→ Stored items
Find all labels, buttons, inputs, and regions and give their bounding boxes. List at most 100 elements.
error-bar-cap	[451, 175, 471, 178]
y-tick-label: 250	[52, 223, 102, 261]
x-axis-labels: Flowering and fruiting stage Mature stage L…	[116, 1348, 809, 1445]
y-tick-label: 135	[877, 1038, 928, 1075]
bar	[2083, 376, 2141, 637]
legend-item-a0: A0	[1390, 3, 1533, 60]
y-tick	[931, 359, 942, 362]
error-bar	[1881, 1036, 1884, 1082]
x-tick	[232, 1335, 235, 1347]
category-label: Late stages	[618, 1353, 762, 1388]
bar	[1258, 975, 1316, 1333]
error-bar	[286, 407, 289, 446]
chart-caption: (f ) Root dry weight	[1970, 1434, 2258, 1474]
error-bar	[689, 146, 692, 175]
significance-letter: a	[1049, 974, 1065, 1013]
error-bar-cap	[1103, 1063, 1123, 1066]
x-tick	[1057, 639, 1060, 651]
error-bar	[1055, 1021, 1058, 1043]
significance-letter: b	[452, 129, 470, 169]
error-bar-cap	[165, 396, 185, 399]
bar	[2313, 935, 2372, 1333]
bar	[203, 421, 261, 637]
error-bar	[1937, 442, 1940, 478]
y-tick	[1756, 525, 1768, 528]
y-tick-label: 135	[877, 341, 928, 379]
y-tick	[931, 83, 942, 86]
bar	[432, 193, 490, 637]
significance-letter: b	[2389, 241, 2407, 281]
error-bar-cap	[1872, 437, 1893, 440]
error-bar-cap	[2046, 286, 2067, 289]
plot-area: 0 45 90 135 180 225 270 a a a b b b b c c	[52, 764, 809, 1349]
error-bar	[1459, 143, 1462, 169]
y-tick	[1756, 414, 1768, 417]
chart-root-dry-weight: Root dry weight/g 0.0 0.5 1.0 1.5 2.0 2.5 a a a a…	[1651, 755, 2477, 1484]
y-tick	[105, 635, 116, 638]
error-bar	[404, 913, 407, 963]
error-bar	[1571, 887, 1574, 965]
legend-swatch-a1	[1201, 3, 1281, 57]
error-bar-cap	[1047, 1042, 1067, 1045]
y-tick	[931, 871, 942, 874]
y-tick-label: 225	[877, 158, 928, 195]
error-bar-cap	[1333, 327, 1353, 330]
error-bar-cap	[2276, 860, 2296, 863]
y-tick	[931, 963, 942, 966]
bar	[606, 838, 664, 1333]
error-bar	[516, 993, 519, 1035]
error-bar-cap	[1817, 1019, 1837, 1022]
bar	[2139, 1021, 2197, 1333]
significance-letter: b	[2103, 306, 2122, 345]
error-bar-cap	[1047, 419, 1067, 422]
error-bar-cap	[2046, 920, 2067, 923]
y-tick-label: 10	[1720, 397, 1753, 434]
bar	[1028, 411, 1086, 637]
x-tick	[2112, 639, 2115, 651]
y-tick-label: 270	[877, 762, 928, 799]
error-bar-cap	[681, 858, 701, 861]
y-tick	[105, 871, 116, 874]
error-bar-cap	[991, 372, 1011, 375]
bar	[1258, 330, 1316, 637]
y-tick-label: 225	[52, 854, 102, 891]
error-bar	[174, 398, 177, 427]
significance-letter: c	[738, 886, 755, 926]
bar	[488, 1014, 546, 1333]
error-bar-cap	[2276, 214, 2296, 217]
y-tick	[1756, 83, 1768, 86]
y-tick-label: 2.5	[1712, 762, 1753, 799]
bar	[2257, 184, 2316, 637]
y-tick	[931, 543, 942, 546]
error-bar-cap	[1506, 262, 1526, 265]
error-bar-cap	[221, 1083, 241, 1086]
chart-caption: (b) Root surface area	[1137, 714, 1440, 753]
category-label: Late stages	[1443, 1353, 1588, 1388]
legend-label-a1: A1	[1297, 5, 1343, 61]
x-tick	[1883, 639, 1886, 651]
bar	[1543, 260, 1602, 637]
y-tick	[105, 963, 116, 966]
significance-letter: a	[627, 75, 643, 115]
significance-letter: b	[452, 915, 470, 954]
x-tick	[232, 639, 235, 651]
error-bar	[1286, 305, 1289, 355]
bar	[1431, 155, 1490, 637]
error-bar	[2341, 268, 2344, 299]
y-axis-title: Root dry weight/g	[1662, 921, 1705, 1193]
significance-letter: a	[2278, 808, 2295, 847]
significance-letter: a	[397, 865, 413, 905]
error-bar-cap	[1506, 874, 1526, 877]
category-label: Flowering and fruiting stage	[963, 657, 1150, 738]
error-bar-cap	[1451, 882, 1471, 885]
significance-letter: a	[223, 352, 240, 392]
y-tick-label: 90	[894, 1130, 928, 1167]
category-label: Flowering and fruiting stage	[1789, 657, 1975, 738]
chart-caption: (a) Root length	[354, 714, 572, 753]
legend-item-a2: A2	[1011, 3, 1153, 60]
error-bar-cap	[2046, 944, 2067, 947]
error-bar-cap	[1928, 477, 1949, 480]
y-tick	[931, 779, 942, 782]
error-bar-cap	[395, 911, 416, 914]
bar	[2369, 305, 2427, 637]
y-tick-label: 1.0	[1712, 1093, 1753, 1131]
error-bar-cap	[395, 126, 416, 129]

→ Written problem
Pull out every line of the listing above and reproduce each one word for word, leaving nothing changed.

→ Solved problem
Find all labels, buttons, inputs, and regions and give their bounding boxes. List at most 100 elements.
error-bar-cap	[451, 175, 471, 178]
y-tick-label: 250	[52, 223, 102, 261]
x-axis-labels: Flowering and fruiting stage Mature stage L…	[116, 1348, 809, 1445]
y-tick-label: 135	[877, 1038, 928, 1075]
bar	[2083, 376, 2141, 637]
legend-item-a0: A0	[1390, 3, 1533, 60]
y-tick	[931, 359, 942, 362]
error-bar	[1881, 1036, 1884, 1082]
x-tick	[232, 1335, 235, 1347]
category-label: Late stages	[618, 1353, 762, 1388]
bar	[1258, 975, 1316, 1333]
error-bar	[286, 407, 289, 446]
chart-caption: (f ) Root dry weight	[1970, 1434, 2258, 1474]
error-bar	[689, 146, 692, 175]
significance-letter: a	[1049, 974, 1065, 1013]
error-bar-cap	[1103, 1063, 1123, 1066]
x-tick	[1057, 639, 1060, 651]
error-bar	[1055, 1021, 1058, 1043]
significance-letter: b	[452, 129, 470, 169]
error-bar-cap	[165, 396, 185, 399]
bar	[2313, 935, 2372, 1333]
bar	[203, 421, 261, 637]
error-bar	[1937, 442, 1940, 478]
y-tick	[1756, 525, 1768, 528]
y-tick-label: 135	[877, 341, 928, 379]
y-tick	[931, 83, 942, 86]
bar	[432, 193, 490, 637]
significance-letter: b	[2389, 241, 2407, 281]
error-bar-cap	[1872, 437, 1893, 440]
error-bar-cap	[2046, 286, 2067, 289]
plot-area: 0 45 90 135 180 225 270 a a a b b b b c c	[52, 764, 809, 1349]
error-bar	[1459, 143, 1462, 169]
y-tick	[1756, 414, 1768, 417]
chart-root-dry-weight: Root dry weight/g 0.0 0.5 1.0 1.5 2.0 2.5 a a a a…	[1651, 755, 2477, 1484]
y-tick	[105, 635, 116, 638]
error-bar	[404, 913, 407, 963]
error-bar	[1571, 887, 1574, 965]
legend-swatch-a1	[1201, 3, 1281, 57]
error-bar-cap	[1047, 1042, 1067, 1045]
y-tick	[931, 871, 942, 874]
y-tick-label: 225	[877, 158, 928, 195]
error-bar-cap	[1333, 327, 1353, 330]
error-bar-cap	[2276, 860, 2296, 863]
y-tick	[931, 963, 942, 966]
bar	[606, 838, 664, 1333]
error-bar	[516, 993, 519, 1035]
error-bar-cap	[1817, 1019, 1837, 1022]
bar	[2139, 1021, 2197, 1333]
significance-letter: b	[2103, 306, 2122, 345]
error-bar-cap	[1047, 419, 1067, 422]
error-bar-cap	[2046, 920, 2067, 923]
y-tick-label: 10	[1720, 397, 1753, 434]
bar	[1028, 411, 1086, 637]
x-tick	[2112, 639, 2115, 651]
y-tick-label: 270	[877, 762, 928, 799]
error-bar-cap	[681, 858, 701, 861]
y-tick	[105, 871, 116, 874]
error-bar-cap	[991, 372, 1011, 375]
bar	[1258, 330, 1316, 637]
y-tick-label: 225	[52, 854, 102, 891]
error-bar	[174, 398, 177, 427]
significance-letter: c	[738, 886, 755, 926]
bar	[488, 1014, 546, 1333]
error-bar-cap	[2276, 214, 2296, 217]
y-tick	[1756, 83, 1768, 86]
y-tick-label: 2.5	[1712, 762, 1753, 799]
bar	[2257, 184, 2316, 637]
y-tick	[931, 543, 942, 546]
error-bar-cap	[1506, 262, 1526, 265]
error-bar-cap	[221, 1083, 241, 1086]
chart-caption: (b) Root surface area	[1137, 714, 1440, 753]
category-label: Late stages	[1443, 1353, 1588, 1388]
legend-label-a1: A1	[1297, 5, 1343, 61]
x-tick	[1883, 639, 1886, 651]
bar	[1543, 260, 1602, 637]
y-tick	[105, 963, 116, 966]
significance-letter: a	[627, 75, 643, 115]
significance-letter: b	[452, 915, 470, 954]
x-tick	[232, 639, 235, 651]
error-bar	[1286, 305, 1289, 355]
bar	[1431, 155, 1490, 637]
error-bar	[2341, 268, 2344, 299]
y-axis-title: Root dry weight/g	[1662, 921, 1705, 1193]
significance-letter: a	[2278, 808, 2295, 847]
significance-letter: a	[397, 865, 413, 905]
error-bar-cap	[1506, 874, 1526, 877]
category-label: Flowering and fruiting stage	[963, 657, 1150, 738]
error-bar-cap	[1451, 882, 1471, 885]
significance-letter: a	[223, 352, 240, 392]
y-tick-label: 90	[894, 1130, 928, 1167]
category-label: Flowering and fruiting stage	[1789, 657, 1975, 738]
chart-caption: (a) Root length	[354, 714, 572, 753]
legend-item-a2: A2	[1011, 3, 1153, 60]
error-bar-cap	[2046, 944, 2067, 947]
error-bar-cap	[1928, 477, 1949, 480]
y-tick	[931, 779, 942, 782]
error-bar-cap	[395, 911, 416, 914]
bar	[2369, 305, 2427, 637]
y-tick-label: 1.0	[1712, 1093, 1753, 1131]
error-bar-cap	[395, 126, 416, 129]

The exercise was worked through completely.